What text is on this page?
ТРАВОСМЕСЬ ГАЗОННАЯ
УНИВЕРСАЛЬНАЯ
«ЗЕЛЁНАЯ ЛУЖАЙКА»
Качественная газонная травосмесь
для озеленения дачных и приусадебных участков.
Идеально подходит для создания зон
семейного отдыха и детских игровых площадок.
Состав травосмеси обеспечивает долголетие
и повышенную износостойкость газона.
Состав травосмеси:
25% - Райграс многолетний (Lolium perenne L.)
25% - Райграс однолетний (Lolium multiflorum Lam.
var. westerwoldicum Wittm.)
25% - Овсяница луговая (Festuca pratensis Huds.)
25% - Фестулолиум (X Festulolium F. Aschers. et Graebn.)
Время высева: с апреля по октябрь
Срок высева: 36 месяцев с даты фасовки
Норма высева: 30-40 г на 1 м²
= = = = =
→ Exercise prompt
Reproduce the records word for word.

→ Completed task
What text is on this page?
ТРАВОСМЕСЬ ГАЗОННАЯ
УНИВЕРСАЛЬНАЯ
«ЗЕЛЁНАЯ ЛУЖАЙКА»
Качественная газонная травосмесь
для озеленения дачных и приусадебных участков.
Идеально подходит для создания зон
семейного отдыха и детских игровых площадок.
Состав травосмеси обеспечивает долголетие
и повышенную износостойкость газона.
Состав травосмеси:
25% - Райграс многолетний (Lolium perenne L.)
25% - Райграс однолетний (Lolium multiflorum Lam.
var. westerwoldicum Wittm.)
25% - Овсяница луговая (Festuca pratensis Huds.)
25% - Фестулолиум (X Festulolium F. Aschers. et Graebn.)
Время высева: с апреля по октябрь
Срок высева: 36 месяцев с даты фасовки
Норма высева: 30-40 г на 1 м²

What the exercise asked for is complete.